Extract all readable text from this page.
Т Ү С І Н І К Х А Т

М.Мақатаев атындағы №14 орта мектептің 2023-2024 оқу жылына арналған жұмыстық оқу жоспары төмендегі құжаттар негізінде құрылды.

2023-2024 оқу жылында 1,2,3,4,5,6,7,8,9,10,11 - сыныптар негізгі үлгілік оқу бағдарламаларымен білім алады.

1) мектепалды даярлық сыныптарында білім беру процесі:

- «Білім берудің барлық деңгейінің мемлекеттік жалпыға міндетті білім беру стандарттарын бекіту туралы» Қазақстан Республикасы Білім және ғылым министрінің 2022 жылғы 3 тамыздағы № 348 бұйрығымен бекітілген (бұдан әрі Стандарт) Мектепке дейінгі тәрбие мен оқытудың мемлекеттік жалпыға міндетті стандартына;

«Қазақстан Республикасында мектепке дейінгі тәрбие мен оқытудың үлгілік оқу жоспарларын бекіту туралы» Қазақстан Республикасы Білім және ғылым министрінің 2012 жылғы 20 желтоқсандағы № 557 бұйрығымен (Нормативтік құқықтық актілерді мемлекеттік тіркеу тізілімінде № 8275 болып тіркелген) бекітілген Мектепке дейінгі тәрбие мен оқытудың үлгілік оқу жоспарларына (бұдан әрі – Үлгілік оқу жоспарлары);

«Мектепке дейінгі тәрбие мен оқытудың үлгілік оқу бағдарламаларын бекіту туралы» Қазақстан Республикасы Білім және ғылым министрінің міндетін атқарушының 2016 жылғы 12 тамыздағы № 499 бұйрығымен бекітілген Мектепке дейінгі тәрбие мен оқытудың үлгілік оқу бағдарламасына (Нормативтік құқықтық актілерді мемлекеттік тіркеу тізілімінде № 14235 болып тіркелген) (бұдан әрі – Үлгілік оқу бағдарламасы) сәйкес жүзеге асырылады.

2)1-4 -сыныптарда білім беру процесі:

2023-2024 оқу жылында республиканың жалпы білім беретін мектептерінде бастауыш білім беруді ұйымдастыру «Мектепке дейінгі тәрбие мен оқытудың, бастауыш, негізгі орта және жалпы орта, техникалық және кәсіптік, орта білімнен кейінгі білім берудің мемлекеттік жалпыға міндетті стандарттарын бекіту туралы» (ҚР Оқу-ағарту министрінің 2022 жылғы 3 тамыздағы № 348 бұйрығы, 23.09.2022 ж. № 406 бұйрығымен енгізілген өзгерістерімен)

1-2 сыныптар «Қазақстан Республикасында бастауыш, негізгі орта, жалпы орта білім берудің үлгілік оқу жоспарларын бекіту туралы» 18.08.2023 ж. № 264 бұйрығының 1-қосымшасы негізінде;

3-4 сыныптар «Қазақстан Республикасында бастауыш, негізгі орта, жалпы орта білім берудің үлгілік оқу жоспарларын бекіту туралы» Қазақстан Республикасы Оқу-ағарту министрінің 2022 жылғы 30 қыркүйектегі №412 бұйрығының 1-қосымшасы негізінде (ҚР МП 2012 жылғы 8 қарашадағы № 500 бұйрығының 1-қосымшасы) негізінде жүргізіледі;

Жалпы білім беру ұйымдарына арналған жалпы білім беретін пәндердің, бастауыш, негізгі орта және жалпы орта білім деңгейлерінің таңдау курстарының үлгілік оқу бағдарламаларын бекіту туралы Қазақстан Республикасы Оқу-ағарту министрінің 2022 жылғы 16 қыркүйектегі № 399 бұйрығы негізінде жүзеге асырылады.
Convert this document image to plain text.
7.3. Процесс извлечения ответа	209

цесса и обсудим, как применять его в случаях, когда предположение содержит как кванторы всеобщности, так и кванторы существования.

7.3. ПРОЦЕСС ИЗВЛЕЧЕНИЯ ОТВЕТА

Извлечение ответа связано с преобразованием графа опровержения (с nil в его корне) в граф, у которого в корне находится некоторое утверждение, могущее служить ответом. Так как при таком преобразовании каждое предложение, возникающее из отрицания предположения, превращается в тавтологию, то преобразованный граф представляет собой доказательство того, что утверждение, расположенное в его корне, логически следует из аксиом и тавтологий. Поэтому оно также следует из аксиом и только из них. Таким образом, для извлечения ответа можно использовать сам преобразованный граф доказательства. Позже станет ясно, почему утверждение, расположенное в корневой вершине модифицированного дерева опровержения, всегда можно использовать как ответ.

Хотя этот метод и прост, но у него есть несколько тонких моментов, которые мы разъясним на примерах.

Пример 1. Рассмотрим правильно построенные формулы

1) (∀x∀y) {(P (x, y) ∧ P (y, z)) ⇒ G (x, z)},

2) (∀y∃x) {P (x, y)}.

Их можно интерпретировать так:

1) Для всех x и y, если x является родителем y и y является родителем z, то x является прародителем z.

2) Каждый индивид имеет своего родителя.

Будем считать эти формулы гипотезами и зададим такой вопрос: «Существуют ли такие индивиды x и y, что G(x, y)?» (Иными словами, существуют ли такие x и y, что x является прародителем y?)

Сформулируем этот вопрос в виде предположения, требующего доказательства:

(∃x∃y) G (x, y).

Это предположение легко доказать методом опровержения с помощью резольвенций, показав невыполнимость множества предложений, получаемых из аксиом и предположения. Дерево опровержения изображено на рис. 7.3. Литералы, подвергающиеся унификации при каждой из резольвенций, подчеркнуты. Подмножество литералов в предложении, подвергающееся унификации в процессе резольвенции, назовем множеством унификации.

* _What needs to be done_
Output the records verbatim, from the first line to the last.

* _Output for this exercise_
Extract all readable text from this page.
Т Ү С І Н І К Х А Т

М.Мақатаев атындағы №14 орта мектептің 2023-2024 оқу жылына арналған жұмыстық оқу жоспары төмендегі құжаттар негізінде құрылды.

2023-2024 оқу жылында 1,2,3,4,5,6,7,8,9,10,11 - сыныптар негізгі үлгілік оқу бағдарламаларымен білім алады.

1) мектепалды даярлық сыныптарында білім беру процесі:

- «Білім берудің барлық деңгейінің мемлекеттік жалпыға міндетті білім беру стандарттарын бекіту туралы» Қазақстан Республикасы Білім және ғылым министрінің 2022 жылғы 3 тамыздағы № 348 бұйрығымен бекітілген (бұдан әрі Стандарт) Мектепке дейінгі тәрбие мен оқытудың мемлекеттік жалпыға міндетті стандартына;

«Қазақстан Республикасында мектепке дейінгі тәрбие мен оқытудың үлгілік оқу жоспарларын бекіту туралы» Қазақстан Республикасы Білім және ғылым министрінің 2012 жылғы 20 желтоқсандағы № 557 бұйрығымен (Нормативтік құқықтық актілерді мемлекеттік тіркеу тізілімінде № 8275 болып тіркелген) бекітілген Мектепке дейінгі тәрбие мен оқытудың үлгілік оқу жоспарларына (бұдан әрі – Үлгілік оқу жоспарлары);

«Мектепке дейінгі тәрбие мен оқытудың үлгілік оқу бағдарламаларын бекіту туралы» Қазақстан Республикасы Білім және ғылым министрінің міндетін атқарушының 2016 жылғы 12 тамыздағы № 499 бұйрығымен бекітілген Мектепке дейінгі тәрбие мен оқытудың үлгілік оқу бағдарламасына (Нормативтік құқықтық актілерді мемлекеттік тіркеу тізілімінде № 14235 болып тіркелген) (бұдан әрі – Үлгілік оқу бағдарламасы) сәйкес жүзеге асырылады.

2)1-4 -сыныптарда білім беру процесі:

2023-2024 оқу жылында республиканың жалпы білім беретін мектептерінде бастауыш білім беруді ұйымдастыру «Мектепке дейінгі тәрбие мен оқытудың, бастауыш, негізгі орта және жалпы орта, техникалық және кәсіптік, орта білімнен кейінгі білім берудің мемлекеттік жалпыға міндетті стандарттарын бекіту туралы» (ҚР Оқу-ағарту министрінің 2022 жылғы 3 тамыздағы № 348 бұйрығы, 23.09.2022 ж. № 406 бұйрығымен енгізілген өзгерістерімен)

1-2 сыныптар «Қазақстан Республикасында бастауыш, негізгі орта, жалпы орта білім берудің үлгілік оқу жоспарларын бекіту туралы» 18.08.2023 ж. № 264 бұйрығының 1-қосымшасы негізінде;

3-4 сыныптар «Қазақстан Республикасында бастауыш, негізгі орта, жалпы орта білім берудің үлгілік оқу жоспарларын бекіту туралы» Қазақстан Республикасы Оқу-ағарту министрінің 2022 жылғы 30 қыркүйектегі №412 бұйрығының 1-қосымшасы негізінде (ҚР МП 2012 жылғы 8 қарашадағы № 500 бұйрығының 1-қосымшасы) негізінде жүргізіледі;

Жалпы білім беру ұйымдарына арналған жалпы білім беретін пәндердің, бастауыш, негізгі орта және жалпы орта білім деңгейлерінің таңдау курстарының үлгілік оқу бағдарламаларын бекіту туралы Қазақстан Республикасы Оқу-ағарту министрінің 2022 жылғы 16 қыркүйектегі № 399 бұйрығы негізінде жүзеге асырылады.
Convert this document image to plain text.
7.3. Процесс извлечения ответа	209

цесса и обсудим, как применять его в случаях, когда предположение содержит как кванторы всеобщности, так и кванторы существования.

7.3. ПРОЦЕСС ИЗВЛЕЧЕНИЯ ОТВЕТА

Извлечение ответа связано с преобразованием графа опровержения (с nil в его корне) в граф, у которого в корне находится некоторое утверждение, могущее служить ответом. Так как при таком преобразовании каждое предложение, возникающее из отрицания предположения, превращается в тавтологию, то преобразованный граф представляет собой доказательство того, что утверждение, расположенное в его корне, логически следует из аксиом и тавтологий. Поэтому оно также следует из аксиом и только из них. Таким образом, для извлечения ответа можно использовать сам преобразованный граф доказательства. Позже станет ясно, почему утверждение, расположенное в корневой вершине модифицированного дерева опровержения, всегда можно использовать как ответ.

Хотя этот метод и прост, но у него есть несколько тонких моментов, которые мы разъясним на примерах.

Пример 1. Рассмотрим правильно построенные формулы

1) (∀x∀y) {(P (x, y) ∧ P (y, z)) ⇒ G (x, z)},

2) (∀y∃x) {P (x, y)}.

Их можно интерпретировать так:

1) Для всех x и y, если x является родителем y и y является родителем z, то x является прародителем z.

2) Каждый индивид имеет своего родителя.

Будем считать эти формулы гипотезами и зададим такой вопрос: «Существуют ли такие индивиды x и y, что G(x, y)?» (Иными словами, существуют ли такие x и y, что x является прародителем y?)

Сформулируем этот вопрос в виде предположения, требующего доказательства:

(∃x∃y) G (x, y).

Это предположение легко доказать методом опровержения с помощью резольвенций, показав невыполнимость множества предложений, получаемых из аксиом и предположения. Дерево опровержения изображено на рис. 7.3. Литералы, подвергающиеся унификации при каждой из резольвенций, подчеркнуты. Подмножество литералов в предложении, подвергающееся унификации в процессе резольвенции, назовем множеством унификации.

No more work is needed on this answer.